## Begin

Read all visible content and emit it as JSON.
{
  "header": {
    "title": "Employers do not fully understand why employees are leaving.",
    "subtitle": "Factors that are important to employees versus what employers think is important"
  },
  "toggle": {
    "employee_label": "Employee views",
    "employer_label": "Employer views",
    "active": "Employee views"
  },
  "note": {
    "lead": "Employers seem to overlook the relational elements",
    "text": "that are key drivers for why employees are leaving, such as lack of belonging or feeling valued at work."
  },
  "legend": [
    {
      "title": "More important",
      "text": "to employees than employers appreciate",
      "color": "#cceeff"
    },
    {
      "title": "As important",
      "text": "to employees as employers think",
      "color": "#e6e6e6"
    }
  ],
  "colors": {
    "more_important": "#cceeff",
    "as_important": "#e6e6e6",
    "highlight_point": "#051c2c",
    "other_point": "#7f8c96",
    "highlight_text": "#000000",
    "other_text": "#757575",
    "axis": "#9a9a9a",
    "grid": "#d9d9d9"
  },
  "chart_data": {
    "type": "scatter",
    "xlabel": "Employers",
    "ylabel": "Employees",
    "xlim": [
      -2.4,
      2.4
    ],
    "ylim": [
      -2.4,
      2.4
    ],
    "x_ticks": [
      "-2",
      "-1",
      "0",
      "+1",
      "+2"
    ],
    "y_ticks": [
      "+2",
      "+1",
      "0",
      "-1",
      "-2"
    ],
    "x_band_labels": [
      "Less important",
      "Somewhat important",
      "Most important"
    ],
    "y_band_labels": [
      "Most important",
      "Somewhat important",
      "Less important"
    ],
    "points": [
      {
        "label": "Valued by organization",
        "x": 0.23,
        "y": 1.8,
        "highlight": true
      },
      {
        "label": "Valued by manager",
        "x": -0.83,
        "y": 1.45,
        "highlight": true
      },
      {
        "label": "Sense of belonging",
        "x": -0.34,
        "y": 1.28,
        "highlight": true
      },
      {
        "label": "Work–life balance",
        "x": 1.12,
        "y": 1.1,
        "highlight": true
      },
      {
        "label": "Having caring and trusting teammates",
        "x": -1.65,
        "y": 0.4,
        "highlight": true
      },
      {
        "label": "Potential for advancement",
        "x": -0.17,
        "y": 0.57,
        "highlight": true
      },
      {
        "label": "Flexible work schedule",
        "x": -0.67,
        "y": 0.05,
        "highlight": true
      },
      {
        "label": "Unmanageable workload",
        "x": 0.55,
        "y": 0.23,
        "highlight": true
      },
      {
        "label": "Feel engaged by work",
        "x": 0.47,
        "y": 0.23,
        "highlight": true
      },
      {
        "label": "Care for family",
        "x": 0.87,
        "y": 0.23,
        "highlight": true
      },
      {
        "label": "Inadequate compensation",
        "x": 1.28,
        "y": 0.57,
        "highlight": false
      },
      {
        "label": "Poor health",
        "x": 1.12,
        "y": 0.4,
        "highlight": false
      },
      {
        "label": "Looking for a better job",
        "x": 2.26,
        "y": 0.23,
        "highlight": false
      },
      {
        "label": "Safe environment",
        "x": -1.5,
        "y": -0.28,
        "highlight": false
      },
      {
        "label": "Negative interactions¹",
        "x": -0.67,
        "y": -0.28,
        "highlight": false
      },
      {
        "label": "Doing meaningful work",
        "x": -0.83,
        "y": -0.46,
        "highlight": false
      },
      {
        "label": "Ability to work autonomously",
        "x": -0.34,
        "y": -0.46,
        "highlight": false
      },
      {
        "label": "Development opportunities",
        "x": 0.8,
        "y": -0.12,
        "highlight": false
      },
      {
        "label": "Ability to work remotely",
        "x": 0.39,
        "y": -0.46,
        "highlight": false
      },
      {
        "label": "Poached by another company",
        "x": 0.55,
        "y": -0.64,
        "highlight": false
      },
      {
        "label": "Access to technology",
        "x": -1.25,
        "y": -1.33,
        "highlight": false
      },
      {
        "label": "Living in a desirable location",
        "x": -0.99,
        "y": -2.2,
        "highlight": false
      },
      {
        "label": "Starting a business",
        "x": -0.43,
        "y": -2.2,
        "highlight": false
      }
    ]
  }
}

## End

**Exercise directions**
Using the listing above, gather each line that holds the string "think" and copy it.

**Reply to the exercise**
    "subtitle": "Factors that are important to employees versus what employers think is important"
      "text": "to employees as employers think",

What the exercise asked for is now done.